▸ Work to do:
All of the material below is to be returned exactly.

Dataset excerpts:
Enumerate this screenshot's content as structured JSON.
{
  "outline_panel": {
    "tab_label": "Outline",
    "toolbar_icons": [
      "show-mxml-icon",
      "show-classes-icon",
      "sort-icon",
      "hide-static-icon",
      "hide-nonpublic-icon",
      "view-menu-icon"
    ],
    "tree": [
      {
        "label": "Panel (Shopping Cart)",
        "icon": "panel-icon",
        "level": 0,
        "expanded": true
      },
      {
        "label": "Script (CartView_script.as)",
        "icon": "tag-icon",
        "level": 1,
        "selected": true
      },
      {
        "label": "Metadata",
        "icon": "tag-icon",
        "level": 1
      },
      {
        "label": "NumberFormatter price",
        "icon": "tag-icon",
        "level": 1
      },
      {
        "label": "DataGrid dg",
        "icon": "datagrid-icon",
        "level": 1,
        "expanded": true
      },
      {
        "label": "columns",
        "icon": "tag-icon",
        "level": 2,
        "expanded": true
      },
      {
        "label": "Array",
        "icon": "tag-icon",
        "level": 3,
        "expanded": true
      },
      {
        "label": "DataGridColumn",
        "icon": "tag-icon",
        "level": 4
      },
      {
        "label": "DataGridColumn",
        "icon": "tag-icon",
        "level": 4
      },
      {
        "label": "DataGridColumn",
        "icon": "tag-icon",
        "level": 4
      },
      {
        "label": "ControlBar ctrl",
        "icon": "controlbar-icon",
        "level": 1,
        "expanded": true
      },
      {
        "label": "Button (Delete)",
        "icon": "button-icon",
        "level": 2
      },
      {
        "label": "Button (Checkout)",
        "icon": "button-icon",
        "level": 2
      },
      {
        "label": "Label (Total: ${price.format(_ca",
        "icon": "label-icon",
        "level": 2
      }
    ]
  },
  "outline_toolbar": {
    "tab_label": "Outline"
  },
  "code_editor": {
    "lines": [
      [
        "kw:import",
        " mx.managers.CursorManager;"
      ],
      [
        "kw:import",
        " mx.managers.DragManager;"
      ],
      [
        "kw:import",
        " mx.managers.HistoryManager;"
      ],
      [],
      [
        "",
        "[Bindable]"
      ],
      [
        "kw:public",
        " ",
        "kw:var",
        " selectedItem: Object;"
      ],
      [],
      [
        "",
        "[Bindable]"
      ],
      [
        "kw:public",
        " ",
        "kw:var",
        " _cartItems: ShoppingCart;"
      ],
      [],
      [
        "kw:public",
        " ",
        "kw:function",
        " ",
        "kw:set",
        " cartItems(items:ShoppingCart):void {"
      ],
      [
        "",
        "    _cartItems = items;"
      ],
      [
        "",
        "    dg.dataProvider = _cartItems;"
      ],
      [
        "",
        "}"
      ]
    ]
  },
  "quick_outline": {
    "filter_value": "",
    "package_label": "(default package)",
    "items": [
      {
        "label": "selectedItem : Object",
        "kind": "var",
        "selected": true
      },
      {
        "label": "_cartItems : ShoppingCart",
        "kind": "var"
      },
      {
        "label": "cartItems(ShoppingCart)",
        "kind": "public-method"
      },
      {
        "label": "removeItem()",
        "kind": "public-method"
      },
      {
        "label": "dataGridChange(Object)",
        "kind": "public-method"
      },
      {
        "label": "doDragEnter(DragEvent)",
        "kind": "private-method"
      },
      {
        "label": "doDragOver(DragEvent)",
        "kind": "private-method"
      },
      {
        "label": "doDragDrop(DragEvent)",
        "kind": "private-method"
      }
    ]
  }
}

▸ The reply:
Enumerate this screenshot's content as structured JSON.
{
  "outline_panel": {
    "tab_label": "Outline",
    "toolbar_icons": [
      "show-mxml-icon",
      "show-classes-icon",
      "sort-icon",
      "hide-static-icon",
      "hide-nonpublic-icon",
      "view-menu-icon"
    ],
    "tree": [
      {
        "label": "Panel (Shopping Cart)",
        "icon": "panel-icon",
        "level": 0,
        "expanded": true
      },
      {
        "label": "Script (CartView_script.as)",
        "icon": "tag-icon",
        "level": 1,
        "selected": true
      },
      {
        "label": "Metadata",
        "icon": "tag-icon",
        "level": 1
      },
      {
        "label": "NumberFormatter price",
        "icon": "tag-icon",
        "level": 1
      },
      {
        "label": "DataGrid dg",
        "icon": "datagrid-icon",
        "level": 1,
        "expanded": true
      },
      {
        "label": "columns",
        "icon": "tag-icon",
        "level": 2,
        "expanded": true
      },
      {
        "label": "Array",
        "icon": "tag-icon",
        "level": 3,
        "expanded": true
      },
      {
        "label": "DataGridColumn",
        "icon": "tag-icon",
        "level": 4
      },
      {
        "label": "DataGridColumn",
        "icon": "tag-icon",
        "level": 4
      },
      {
        "label": "DataGridColumn",
        "icon": "tag-icon",
        "level": 4
      },
      {
        "label": "ControlBar ctrl",
        "icon": "controlbar-icon",
        "level": 1,
        "expanded": true
      },
      {
        "label": "Button (Delete)",
        "icon": "button-icon",
        "level": 2
      },
      {
        "label": "Button (Checkout)",
        "icon": "button-icon",
        "level": 2
      },
      {
        "label": "Label (Total: ${price.format(_ca",
        "icon": "label-icon",
        "level": 2
      }
    ]
  },
  "outline_toolbar": {
    "tab_label": "Outline"
  },
  "code_editor": {
    "lines": [
      [
        "kw:import",
        " mx.managers.CursorManager;"
      ],
      [
        "kw:import",
        " mx.managers.DragManager;"
      ],
      [
        "kw:import",
        " mx.managers.HistoryManager;"
      ],
      [],
      [
        "",
        "[Bindable]"
      ],
      [
        "kw:public",
        " ",
        "kw:var",
        " selectedItem: Object;"
      ],
      [],
      [
        "",
        "[Bindable]"
      ],
      [
        "kw:public",
        " ",
        "kw:var",
        " _cartItems: ShoppingCart;"
      ],
      [],
      [
        "kw:public",
        " ",
        "kw:function",
        " ",
        "kw:set",
        " cartItems(items:ShoppingCart):void {"
      ],
      [
        "",
        "    _cartItems = items;"
      ],
      [
        "",
        "    dg.dataProvider = _cartItems;"
      ],
      [
        "",
        "}"
      ]
    ]
  },
  "quick_outline": {
    "filter_value": "",
    "package_label": "(default package)",
    "items": [
      {
        "label": "selectedItem : Object",
        "kind": "var",
        "selected": true
      },
      {
        "label": "_cartItems : ShoppingCart",
        "kind": "var"
      },
      {
        "label": "cartItems(ShoppingCart)",
        "kind": "public-method"
      },
      {
        "label": "removeItem()",
        "kind": "public-method"
      },
      {
        "label": "dataGridChange(Object)",
        "kind": "public-method"
      },
      {
        "label": "doDragEnter(DragEvent)",
        "kind": "private-method"
      },
      {
        "label": "doDragOver(DragEvent)",
        "kind": "private-method"
      },
      {
        "label": "doDragDrop(DragEvent)",
        "kind": "private-method"
      }
    ]
  }
}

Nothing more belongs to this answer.